─── Data entries

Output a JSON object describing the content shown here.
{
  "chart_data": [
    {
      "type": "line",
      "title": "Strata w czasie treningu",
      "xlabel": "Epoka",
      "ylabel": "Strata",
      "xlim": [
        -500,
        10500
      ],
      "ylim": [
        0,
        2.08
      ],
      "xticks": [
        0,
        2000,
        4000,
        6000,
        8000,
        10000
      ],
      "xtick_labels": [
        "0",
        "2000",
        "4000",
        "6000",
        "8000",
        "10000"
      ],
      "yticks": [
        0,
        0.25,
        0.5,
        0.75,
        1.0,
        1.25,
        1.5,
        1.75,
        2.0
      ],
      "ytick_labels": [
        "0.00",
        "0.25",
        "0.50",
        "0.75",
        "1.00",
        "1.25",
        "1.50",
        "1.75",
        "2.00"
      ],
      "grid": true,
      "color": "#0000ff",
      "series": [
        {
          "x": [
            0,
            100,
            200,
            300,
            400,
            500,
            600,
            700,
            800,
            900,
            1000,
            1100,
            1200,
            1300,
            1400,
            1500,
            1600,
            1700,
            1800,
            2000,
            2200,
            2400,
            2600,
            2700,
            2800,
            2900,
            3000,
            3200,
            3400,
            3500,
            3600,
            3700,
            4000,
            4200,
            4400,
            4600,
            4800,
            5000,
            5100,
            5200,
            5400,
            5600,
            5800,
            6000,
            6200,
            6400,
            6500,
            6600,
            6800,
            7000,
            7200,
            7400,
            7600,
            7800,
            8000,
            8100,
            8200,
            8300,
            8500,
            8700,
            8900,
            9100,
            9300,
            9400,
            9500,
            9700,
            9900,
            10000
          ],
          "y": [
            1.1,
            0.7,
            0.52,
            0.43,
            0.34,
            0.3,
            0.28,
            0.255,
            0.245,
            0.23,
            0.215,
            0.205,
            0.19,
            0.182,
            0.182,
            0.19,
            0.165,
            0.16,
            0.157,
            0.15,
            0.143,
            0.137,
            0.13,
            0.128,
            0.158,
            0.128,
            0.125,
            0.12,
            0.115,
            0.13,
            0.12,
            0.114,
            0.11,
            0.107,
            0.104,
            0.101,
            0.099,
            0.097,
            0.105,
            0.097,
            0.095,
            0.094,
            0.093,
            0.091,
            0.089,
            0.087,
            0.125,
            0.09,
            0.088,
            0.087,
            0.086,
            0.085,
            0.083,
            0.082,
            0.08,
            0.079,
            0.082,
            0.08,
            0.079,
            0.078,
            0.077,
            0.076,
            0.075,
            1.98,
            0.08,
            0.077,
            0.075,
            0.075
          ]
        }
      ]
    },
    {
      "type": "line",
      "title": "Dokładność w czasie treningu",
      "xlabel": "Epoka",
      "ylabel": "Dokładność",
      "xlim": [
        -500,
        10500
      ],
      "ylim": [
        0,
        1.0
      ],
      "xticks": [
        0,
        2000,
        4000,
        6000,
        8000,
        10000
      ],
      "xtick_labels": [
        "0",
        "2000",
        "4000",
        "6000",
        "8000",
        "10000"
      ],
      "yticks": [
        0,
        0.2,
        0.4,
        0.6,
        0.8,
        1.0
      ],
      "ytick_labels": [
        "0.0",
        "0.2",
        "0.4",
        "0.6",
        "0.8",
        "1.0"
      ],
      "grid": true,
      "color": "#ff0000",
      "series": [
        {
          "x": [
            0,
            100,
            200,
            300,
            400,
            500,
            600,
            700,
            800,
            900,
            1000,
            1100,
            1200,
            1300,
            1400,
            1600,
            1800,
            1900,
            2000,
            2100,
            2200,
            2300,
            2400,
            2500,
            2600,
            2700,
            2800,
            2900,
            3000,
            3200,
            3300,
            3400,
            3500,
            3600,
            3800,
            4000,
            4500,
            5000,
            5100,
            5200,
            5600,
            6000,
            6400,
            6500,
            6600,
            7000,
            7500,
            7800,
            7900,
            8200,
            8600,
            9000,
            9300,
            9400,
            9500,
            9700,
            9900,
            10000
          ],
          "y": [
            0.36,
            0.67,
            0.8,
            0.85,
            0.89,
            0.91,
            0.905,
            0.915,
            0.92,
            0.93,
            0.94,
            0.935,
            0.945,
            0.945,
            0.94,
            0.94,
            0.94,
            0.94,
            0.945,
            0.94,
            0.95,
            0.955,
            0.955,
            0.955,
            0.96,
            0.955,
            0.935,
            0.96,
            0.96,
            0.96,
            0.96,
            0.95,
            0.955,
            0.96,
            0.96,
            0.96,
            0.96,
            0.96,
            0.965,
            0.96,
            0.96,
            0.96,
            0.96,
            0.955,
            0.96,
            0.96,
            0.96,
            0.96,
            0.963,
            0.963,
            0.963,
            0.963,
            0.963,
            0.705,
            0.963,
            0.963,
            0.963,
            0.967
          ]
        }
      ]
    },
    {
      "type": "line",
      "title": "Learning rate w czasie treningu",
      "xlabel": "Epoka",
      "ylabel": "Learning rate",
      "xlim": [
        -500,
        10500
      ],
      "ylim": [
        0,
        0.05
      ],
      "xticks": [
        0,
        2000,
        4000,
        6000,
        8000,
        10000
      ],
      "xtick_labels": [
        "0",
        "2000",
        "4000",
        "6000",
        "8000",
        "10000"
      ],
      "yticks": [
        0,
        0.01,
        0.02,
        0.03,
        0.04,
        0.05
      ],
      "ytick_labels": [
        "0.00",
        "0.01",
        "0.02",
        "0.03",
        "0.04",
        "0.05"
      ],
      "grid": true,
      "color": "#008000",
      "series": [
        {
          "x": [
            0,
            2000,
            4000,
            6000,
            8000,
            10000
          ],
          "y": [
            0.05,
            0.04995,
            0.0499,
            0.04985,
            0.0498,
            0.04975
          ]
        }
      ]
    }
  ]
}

──────

- What the task asks -
Exactly reproduce every record.

- Output for this task -
Output a JSON object describing the content shown here.
{
  "chart_data": [
    {
      "type": "line",
      "title": "Strata w czasie treningu",
      "xlabel": "Epoka",
      "ylabel": "Strata",
      "xlim": [
        -500,
        10500
      ],
      "ylim": [
        0,
        2.08
      ],
      "xticks": [
        0,
        2000,
        4000,
        6000,
        8000,
        10000
      ],
      "xtick_labels": [
        "0",
        "2000",
        "4000",
        "6000",
        "8000",
        "10000"
      ],
      "yticks": [
        0,
        0.25,
        0.5,
        0.75,
        1.0,
        1.25,
        1.5,
        1.75,
        2.0
      ],
      "ytick_labels": [
        "0.00",
        "0.25",
        "0.50",
        "0.75",
        "1.00",
        "1.25",
        "1.50",
        "1.75",
        "2.00"
      ],
      "grid": true,
      "color": "#0000ff",
      "series": [
        {
          "x": [
            0,
            100,
            200,
            300,
            400,
            500,
            600,
            700,
            800,
            900,
            1000,
            1100,
            1200,
            1300,
            1400,
            1500,
            1600,
            1700,
            1800,
            2000,
            2200,
            2400,
            2600,
            2700,
            2800,
            2900,
            3000,
            3200,
            3400,
            3500,
            3600,
            3700,
            4000,
            4200,
            4400,
            4600,
            4800,
            5000,
            5100,
            5200,
            5400,
            5600,
            5800,
            6000,
            6200,
            6400,
            6500,
            6600,
            6800,
            7000,
            7200,
            7400,
            7600,
            7800,
            8000,
            8100,
            8200,
            8300,
            8500,
            8700,
            8900,
            9100,
            9300,
            9400,
            9500,
            9700,
            9900,
            10000
          ],
          "y": [
            1.1,
            0.7,
            0.52,
            0.43,
            0.34,
            0.3,
            0.28,
            0.255,
            0.245,
            0.23,
            0.215,
            0.205,
            0.19,
            0.182,
            0.182,
            0.19,
            0.165,
            0.16,
            0.157,
            0.15,
            0.143,
            0.137,
            0.13,
            0.128,
            0.158,
            0.128,
            0.125,
            0.12,
            0.115,
            0.13,
            0.12,
            0.114,
            0.11,
            0.107,
            0.104,
            0.101,
            0.099,
            0.097,
            0.105,
            0.097,
            0.095,
            0.094,
            0.093,
            0.091,
            0.089,
            0.087,
            0.125,
            0.09,
            0.088,
            0.087,
            0.086,
            0.085,
            0.083,
            0.082,
            0.08,
            0.079,
            0.082,
            0.08,
            0.079,
            0.078,
            0.077,
            0.076,
            0.075,
            1.98,
            0.08,
            0.077,
            0.075,
            0.075
          ]
        }
      ]
    },
    {
      "type": "line",
      "title": "Dokładność w czasie treningu",
      "xlabel": "Epoka",
      "ylabel": "Dokładność",
      "xlim": [
        -500,
        10500
      ],
      "ylim": [
        0,
        1.0
      ],
      "xticks": [
        0,
        2000,
        4000,
        6000,
        8000,
        10000
      ],
      "xtick_labels": [
        "0",
        "2000",
        "4000",
        "6000",
        "8000",
        "10000"
      ],
      "yticks": [
        0,
        0.2,
        0.4,
        0.6,
        0.8,
        1.0
      ],
      "ytick_labels": [
        "0.0",
        "0.2",
        "0.4",
        "0.6",
        "0.8",
        "1.0"
      ],
      "grid": true,
      "color": "#ff0000",
      "series": [
        {
          "x": [
            0,
            100,
            200,
            300,
            400,
            500,
            600,
            700,
            800,
            900,
            1000,
            1100,
            1200,
            1300,
            1400,
            1600,
            1800,
            1900,
            2000,
            2100,
            2200,
            2300,
            2400,
            2500,
            2600,
            2700,
            2800,
            2900,
            3000,
            3200,
            3300,
            3400,
            3500,
            3600,
            3800,
            4000,
            4500,
            5000,
            5100,
            5200,
            5600,
            6000,
            6400,
            6500,
            6600,
            7000,
            7500,
            7800,
            7900,
            8200,
            8600,
            9000,
            9300,
            9400,
            9500,
            9700,
            9900,
            10000
          ],
          "y": [
            0.36,
            0.67,
            0.8,
            0.85,
            0.89,
            0.91,
            0.905,
            0.915,
            0.92,
            0.93,
            0.94,
            0.935,
            0.945,
            0.945,
            0.94,
            0.94,
            0.94,
            0.94,
            0.945,
            0.94,
            0.95,
            0.955,
            0.955,
            0.955,
            0.96,
            0.955,
            0.935,
            0.96,
            0.96,
            0.96,
            0.96,
            0.95,
            0.955,
            0.96,
            0.96,
            0.96,
            0.96,
            0.96,
            0.965,
            0.96,
            0.96,
            0.96,
            0.96,
            0.955,
            0.96,
            0.96,
            0.96,
            0.96,
            0.963,
            0.963,
            0.963,
            0.963,
            0.963,
            0.705,
            0.963,
            0.963,
            0.963,
            0.967
          ]
        }
      ]
    },
    {
      "type": "line",
      "title": "Learning rate w czasie treningu",
      "xlabel": "Epoka",
      "ylabel": "Learning rate",
      "xlim": [
        -500,
        10500
      ],
      "ylim": [
        0,
        0.05
      ],
      "xticks": [
        0,
        2000,
        4000,
        6000,
        8000,
        10000
      ],
      "xtick_labels": [
        "0",
        "2000",
        "4000",
        "6000",
        "8000",
        "10000"
      ],
      "yticks": [
        0,
        0.01,
        0.02,
        0.03,
        0.04,
        0.05
      ],
      "ytick_labels": [
        "0.00",
        "0.01",
        "0.02",
        "0.03",
        "0.04",
        "0.05"
      ],
      "grid": true,
      "color": "#008000",
      "series": [
        {
          "x": [
            0,
            2000,
            4000,
            6000,
            8000,
            10000
          ],
          "y": [
            0.05,
            0.04995,
            0.0499,
            0.04985,
            0.0498,
            0.04975
          ]
        }
      ]
    }
  ]
}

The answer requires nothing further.